__DESCRIPTION OF THE TASK__: Search the material for "wiki" and show all lines that contain it.

__DATASET ROWS__:
****
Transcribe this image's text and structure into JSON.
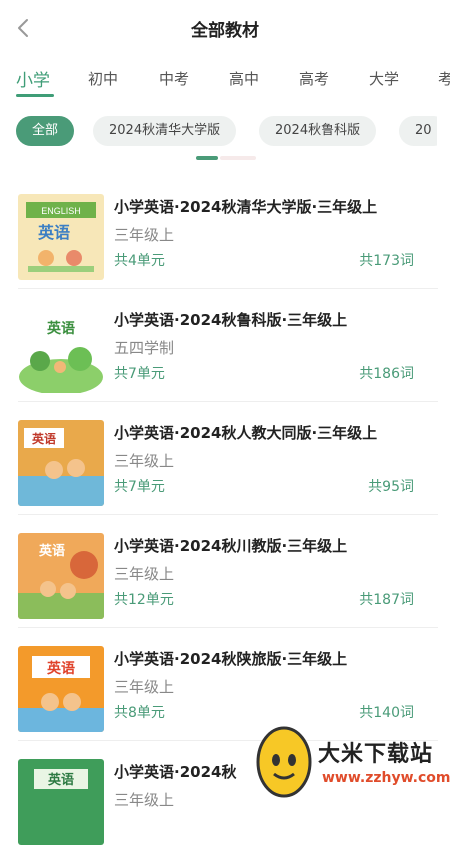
{
  "header": {
    "title": "全部教材",
    "back_icon": "chevron-left-icon"
  },
  "level_tabs": [
    {
      "label": "小学",
      "active": true
    },
    {
      "label": "初中",
      "active": false
    },
    {
      "label": "中考",
      "active": false
    },
    {
      "label": "高中",
      "active": false
    },
    {
      "label": "高考",
      "active": false
    },
    {
      "label": "大学",
      "active": false
    },
    {
      "label": "考",
      "active": false
    }
  ],
  "chips": [
    {
      "label": "全部",
      "active": true
    },
    {
      "label": "2024秋清华大学版",
      "active": false
    },
    {
      "label": "2024秋鲁科版",
      "active": false
    },
    {
      "label": "20",
      "active": false
    }
  ],
  "books": [
    {
      "title": "小学英语·2024秋清华大学版·三年级上",
      "subtitle": "三年级上",
      "units": "共4单元",
      "words": "共173词",
      "cover_text": "英语",
      "cover_sub": "ENGLISH"
    },
    {
      "title": "小学英语·2024秋鲁科版·三年级上",
      "subtitle": "五四学制",
      "units": "共7单元",
      "words": "共186词",
      "cover_text": "英语"
    },
    {
      "title": "小学英语·2024秋人教大同版·三年级上",
      "subtitle": "三年级上",
      "units": "共7单元",
      "words": "共95词",
      "cover_text": "英语"
    },
    {
      "title": "小学英语·2024秋川教版·三年级上",
      "subtitle": "三年级上",
      "units": "共12单元",
      "words": "共187词",
      "cover_text": "英语"
    },
    {
      "title": "小学英语·2024秋陕旅版·三年级上",
      "subtitle": "三年级上",
      "units": "共8单元",
      "words": "共140词",
      "cover_text": "英语"
    },
    {
      "title": "小学英语·2024秋",
      "subtitle": "三年级上",
      "units": "",
      "words": "",
      "cover_text": "英语"
    }
  ],
  "watermark": {
    "name": "大米下载站",
    "url": "www.zzhyw.com"
  },
  "colors": {
    "accent": "#4a9b78",
    "chip_bg": "#eef1f0",
    "muted": "#888888"
  }
}
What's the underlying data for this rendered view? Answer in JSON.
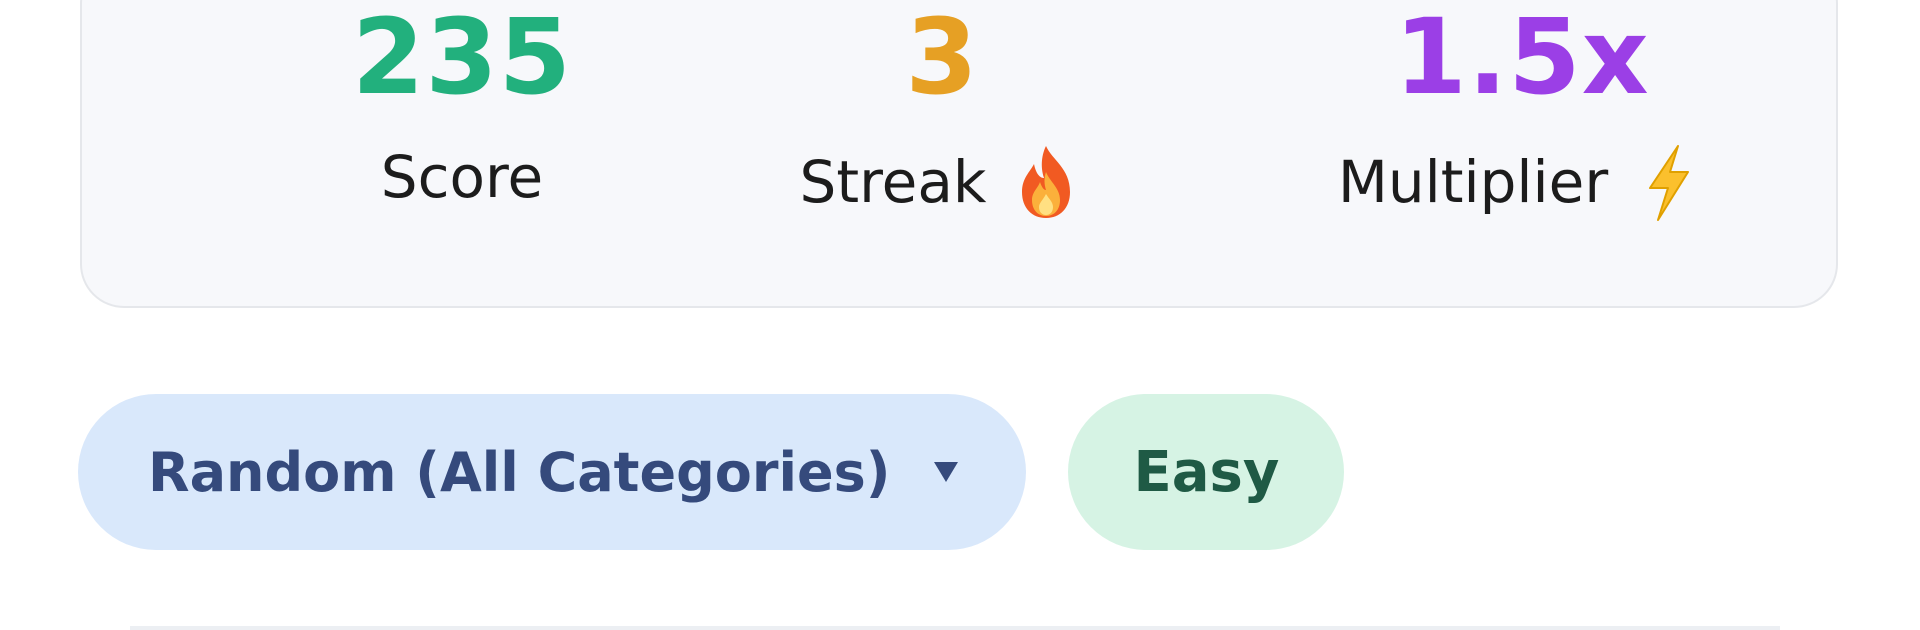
{
  "stats": {
    "score": {
      "value": "235",
      "label": "Score",
      "color": "#22b07d"
    },
    "streak": {
      "value": "3",
      "label": "Streak",
      "icon": "fire-icon",
      "color": "#e6a024"
    },
    "multiplier": {
      "value": "1.5x",
      "label": "Multiplier",
      "icon": "lightning-icon",
      "color": "#9b3fe6"
    }
  },
  "controls": {
    "category": {
      "selected": "Random (All Categories)",
      "icon": "chevron-down-icon"
    },
    "difficulty": {
      "label": "Easy"
    }
  },
  "colors": {
    "card_bg": "#f7f8fb",
    "category_bg": "#d9e8fb",
    "difficulty_bg": "#d6f3e4"
  }
}
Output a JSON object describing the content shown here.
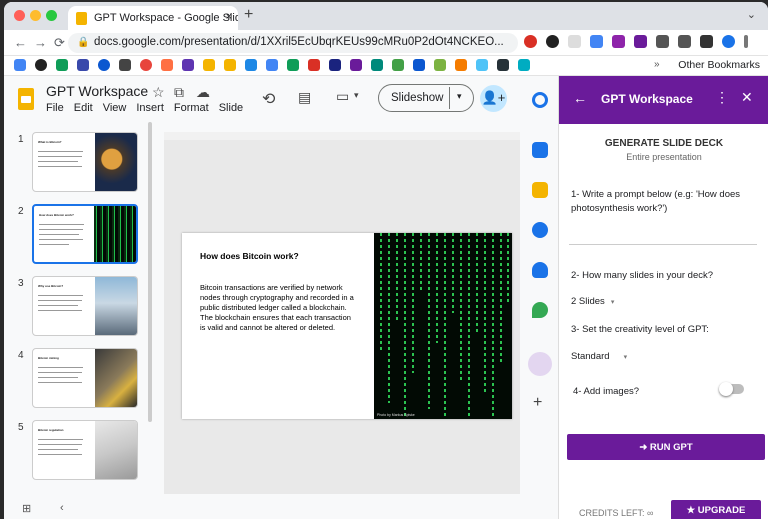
{
  "browser": {
    "tab_title": "GPT Workspace - Google Slide",
    "url": "docs.google.com/presentation/d/1XXril5EcUbqrKEUs99cMRu0P2dOt4NCKEO...",
    "bookmarks_other": "Other Bookmarks",
    "tab_close": "×",
    "new_tab": "+",
    "tab_menu": "⌄",
    "nav": {
      "back": "←",
      "forward": "→",
      "reload": "⟳"
    },
    "lock": "🔒",
    "ext_more": "»"
  },
  "app": {
    "doc_title": "GPT Workspace",
    "menu": [
      "File",
      "Edit",
      "View",
      "Insert",
      "Format",
      "Slide"
    ],
    "slideshow_label": "Slideshow",
    "icons": {
      "star": "☆",
      "folder": "⧉",
      "cloud": "☁",
      "history": "⟲",
      "comment": "▤",
      "meet": "▭",
      "share": "👤+",
      "dropdown": "▾",
      "grid": "⊞",
      "collapse": "‹",
      "add": "+"
    }
  },
  "slides": [
    {
      "num": "1",
      "title": "What is Bitcoin?"
    },
    {
      "num": "2",
      "title": "How does Bitcoin work?"
    },
    {
      "num": "3",
      "title": "Why use Bitcoin?"
    },
    {
      "num": "4",
      "title": "Bitcoin mining"
    },
    {
      "num": "5",
      "title": "Bitcoin regulation"
    }
  ],
  "current_slide": {
    "title": "How does Bitcoin work?",
    "body": "Bitcoin transactions are verified by network nodes through cryptography and recorded in a public distributed ledger called a blockchain. The blockchain ensures that each transaction is valid and cannot be altered or deleted.",
    "caption": "Photo by Markus Spiske"
  },
  "panel": {
    "title": "GPT Workspace",
    "back": "←",
    "more": "⋮",
    "close": "✕",
    "heading": "GENERATE SLIDE DECK",
    "subheading": "Entire presentation",
    "step1": "1- Write a prompt below (e.g: 'How does photosynthesis work?')",
    "step2": "2- How many slides in your deck?",
    "slides_value": "2 Slides",
    "step3": "3- Set the creativity level of GPT:",
    "creativity_value": "Standard",
    "step4": "4- Add images?",
    "add_images": false,
    "run_label": "➜ RUN GPT",
    "credits": "CREDITS LEFT: ∞",
    "upgrade_label": "★ UPGRADE"
  },
  "colors": {
    "accent": "#6a1b9a",
    "selected": "#1a73e8",
    "matrix": "#39ff6a"
  }
}
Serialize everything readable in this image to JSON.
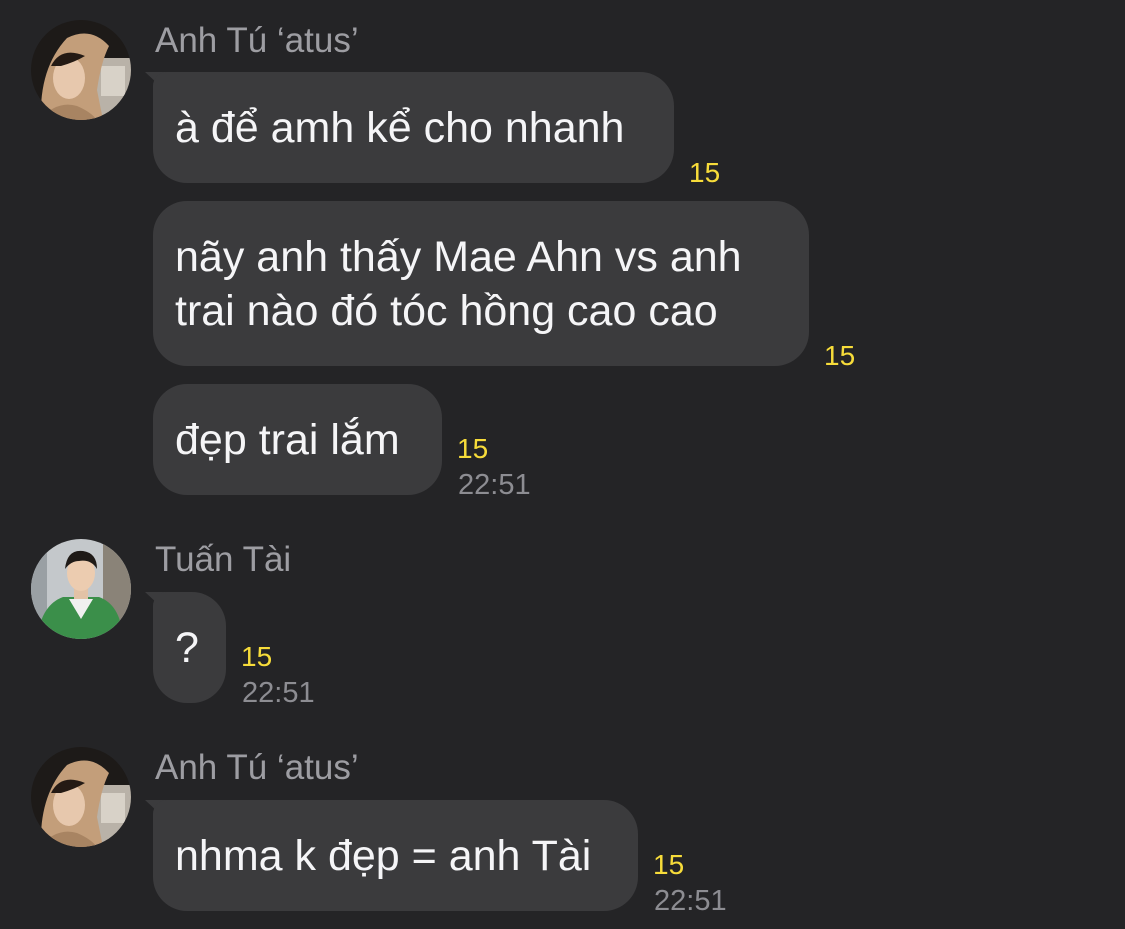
{
  "groups": [
    {
      "sender": "Anh Tú ‘atus’",
      "avatar": "avatar-anh-tu",
      "messages": [
        {
          "text": "à để amh kể cho nhanh",
          "reaction": "15"
        },
        {
          "lines": [
            "nãy anh thấy Mae Ahn vs anh",
            "trai nào đó tóc hồng cao cao"
          ],
          "reaction": "15"
        },
        {
          "text": "đẹp trai lắm",
          "reaction": "15",
          "time": "22:51"
        }
      ]
    },
    {
      "sender": "Tuấn Tài",
      "avatar": "avatar-tuan-tai",
      "messages": [
        {
          "text": "?",
          "reaction": "15",
          "time": "22:51"
        }
      ]
    },
    {
      "sender": "Anh Tú ‘atus’",
      "avatar": "avatar-anh-tu",
      "messages": [
        {
          "text": "nhma k đẹp = anh Tài",
          "reaction": "15",
          "time": "22:51"
        }
      ]
    }
  ],
  "colors": {
    "background": "#242426",
    "bubble": "#3b3b3d",
    "reaction": "#f7dc3a",
    "meta": "#8d8d92"
  }
}
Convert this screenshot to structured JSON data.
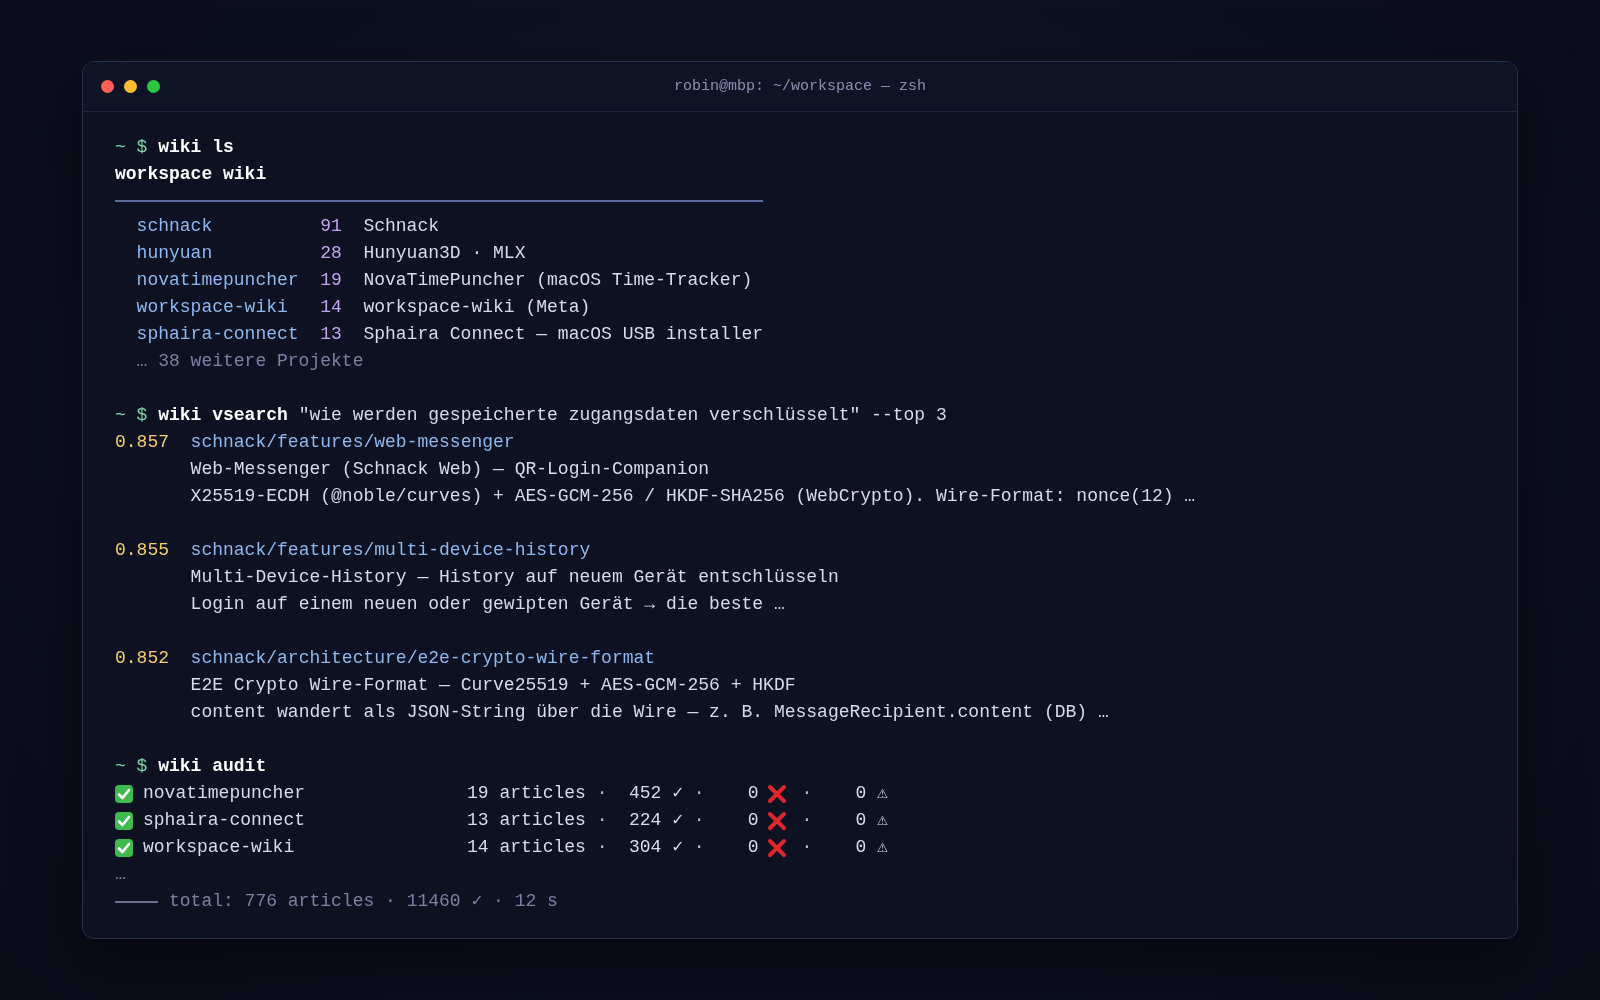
{
  "window": {
    "title": "robin@mbp: ~/workspace — zsh"
  },
  "blocks": [
    {
      "kind": "ls",
      "prompt": "~ $",
      "command": "wiki ls",
      "heading": "workspace wiki",
      "rows": [
        {
          "slug": "schnack",
          "count": "91",
          "title": "Schnack"
        },
        {
          "slug": "hunyuan",
          "count": "28",
          "title": "Hunyuan3D · MLX"
        },
        {
          "slug": "novatimepuncher",
          "count": "19",
          "title": "NovaTimePuncher (macOS Time-Tracker)"
        },
        {
          "slug": "workspace-wiki",
          "count": "14",
          "title": "workspace-wiki (Meta)"
        },
        {
          "slug": "sphaira-connect",
          "count": "13",
          "title": "Sphaira Connect — macOS USB installer"
        }
      ],
      "more": "… 38 weitere Projekte"
    },
    {
      "kind": "vsearch",
      "prompt": "~ $",
      "command": "wiki vsearch",
      "args": "\"wie werden gespeicherte zugangsdaten verschlüsselt\" --top 3",
      "results": [
        {
          "score": "0.857",
          "path": "schnack/features/web-messenger",
          "title": "Web-Messenger (Schnack Web) — QR-Login-Companion",
          "snippet": "X25519-ECDH (@noble/curves) + AES-GCM-256 / HKDF-SHA256 (WebCrypto). Wire-Format: nonce(12) …"
        },
        {
          "score": "0.855",
          "path": "schnack/features/multi-device-history",
          "title": "Multi-Device-History — History auf neuem Gerät entschlüsseln",
          "snippet": "Login auf einem neuen oder gewipten Gerät → die beste …"
        },
        {
          "score": "0.852",
          "path": "schnack/architecture/e2e-crypto-wire-format",
          "title": "E2E Crypto Wire-Format — Curve25519 + AES-GCM-256 + HKDF",
          "snippet": "content wandert als JSON-String über die Wire — z. B. MessageRecipient.content (DB) …"
        }
      ]
    },
    {
      "kind": "audit",
      "prompt": "~ $",
      "command": "wiki audit",
      "rows": [
        {
          "ok": true,
          "name": "novatimepuncher",
          "articles": "19 articles",
          "sep_1": "·",
          "checks": "452 ✓",
          "sep_2": "·",
          "errors": "0",
          "sep_3": "·",
          "warnings": "0 ⚠"
        },
        {
          "ok": true,
          "name": "sphaira-connect",
          "articles": "13 articles",
          "sep_1": "·",
          "checks": "224 ✓",
          "sep_2": "·",
          "errors": "0",
          "sep_3": "·",
          "warnings": "0 ⚠"
        },
        {
          "ok": true,
          "name": "workspace-wiki",
          "articles": "14 articles",
          "sep_1": "·",
          "checks": "304 ✓",
          "sep_2": "·",
          "errors": "0",
          "sep_3": "·",
          "warnings": "0 ⚠"
        }
      ],
      "ellipsis": "…",
      "total": "total: 776 articles · 11460 ✓ · 12 s"
    }
  ]
}
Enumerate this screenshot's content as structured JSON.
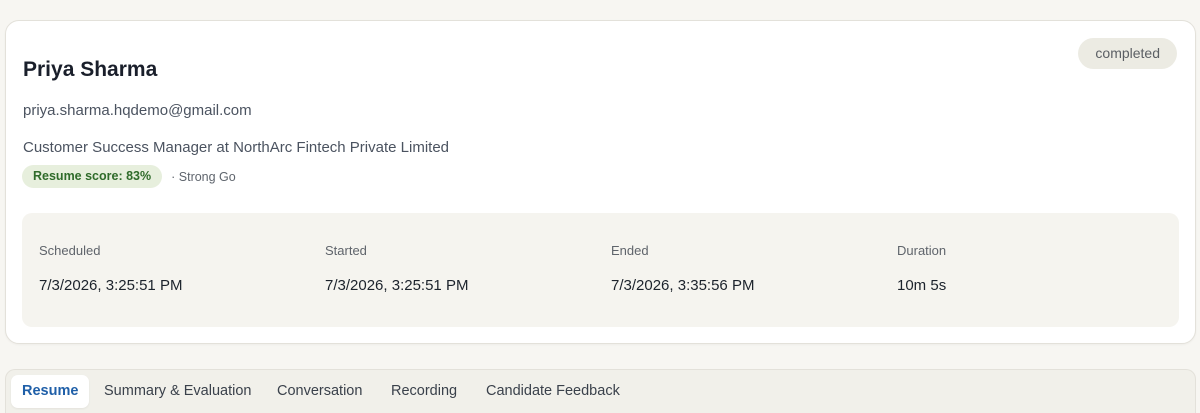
{
  "candidate": {
    "name": "Priya Sharma",
    "email": "priya.sharma.hqdemo@gmail.com",
    "role": "Customer Success Manager at NorthArc Fintech Private Limited",
    "status": "completed",
    "resume_score_label": "Resume score: 83%",
    "recommendation": "· Strong Go"
  },
  "details": [
    {
      "label": "Scheduled",
      "value": "7/3/2026, 3:25:51 PM"
    },
    {
      "label": "Started",
      "value": "7/3/2026, 3:25:51 PM"
    },
    {
      "label": "Ended",
      "value": "7/3/2026, 3:35:56 PM"
    },
    {
      "label": "Duration",
      "value": "10m 5s"
    }
  ],
  "tabs": [
    {
      "label": "Resume",
      "active": true
    },
    {
      "label": "Summary & Evaluation",
      "active": false
    },
    {
      "label": "Conversation",
      "active": false
    },
    {
      "label": "Recording",
      "active": false
    },
    {
      "label": "Candidate Feedback",
      "active": false
    }
  ],
  "colors": {
    "accent": "#1f5fa8",
    "score_bg": "#e7efdd",
    "score_text": "#2f6b2a",
    "status_bg": "#ecebe3"
  }
}
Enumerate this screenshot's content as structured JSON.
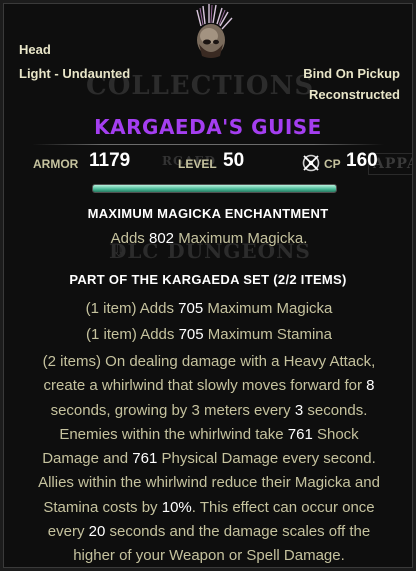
{
  "tooltip": {
    "slot": "Head",
    "weight": "Light - Undaunted",
    "bind": "Bind On Pickup",
    "status": "Reconstructed",
    "name": "KARGAEDA'S GUISE",
    "name_color": "#a43ef0",
    "stats": {
      "armor_label": "ARMOR",
      "armor_value": "1179",
      "level_label": "LEVEL",
      "level_value": "50",
      "cp_label": "CP",
      "cp_value": "160"
    },
    "condition_bar": {
      "fraction": 1.0,
      "color": "#48b896"
    },
    "enchantment": {
      "title": "MAXIMUM MAGICKA ENCHANTMENT",
      "text_a": "Adds",
      "value": "802",
      "text_b": "Maximum Magicka."
    },
    "set": {
      "title": "PART OF THE KARGAEDA SET (2/2 ITEMS)",
      "bonus1": {
        "prefix": "(1 item) Adds",
        "value": "705",
        "suffix": "Maximum Magicka"
      },
      "bonus2": {
        "prefix": "(1 item) Adds",
        "value": "705",
        "suffix": "Maximum Stamina"
      },
      "bonus3_rows": [
        {
          "a": "(2 items) On dealing damage with a Heavy Attack,",
          "v": "",
          "b": ""
        },
        {
          "a": "create a whirlwind that slowly moves forward for",
          "v": "8",
          "b": ""
        },
        {
          "a": "seconds, growing by 3 meters every",
          "v": "3",
          "b": "seconds."
        },
        {
          "a": "Enemies within the whirlwind take",
          "v": "761",
          "b": "Shock"
        },
        {
          "a": "Damage and",
          "v": "761",
          "b": "Physical Damage every second."
        },
        {
          "a": "Allies within the whirlwind reduce their Magicka and",
          "v": "",
          "b": ""
        },
        {
          "a": "Stamina costs by",
          "v": "10%",
          "b": ". This effect can occur once"
        },
        {
          "a": "every",
          "v": "20",
          "b": "seconds and the damage scales off the"
        },
        {
          "a": "higher of your Weapon or Spell Damage.",
          "v": "",
          "b": ""
        }
      ]
    },
    "icons": {
      "item": "feathered-helm-icon",
      "cp": "champion-point-icon"
    }
  },
  "background": {
    "collections": "COLLECTIONS",
    "dlc": "DLC DUNGEONS",
    "argaed": "rgaed",
    "appa": "Appa"
  }
}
****
__WRITTEN SOLUTION__:
      "command": "wiki ls",
      "heading": "workspace wiki",
          "slug": "workspace-wiki",
          "title": "workspace-wiki (Meta)"
      "command": "wiki vsearch",
      "command": "wiki audit",
          "name": "workspace-wiki",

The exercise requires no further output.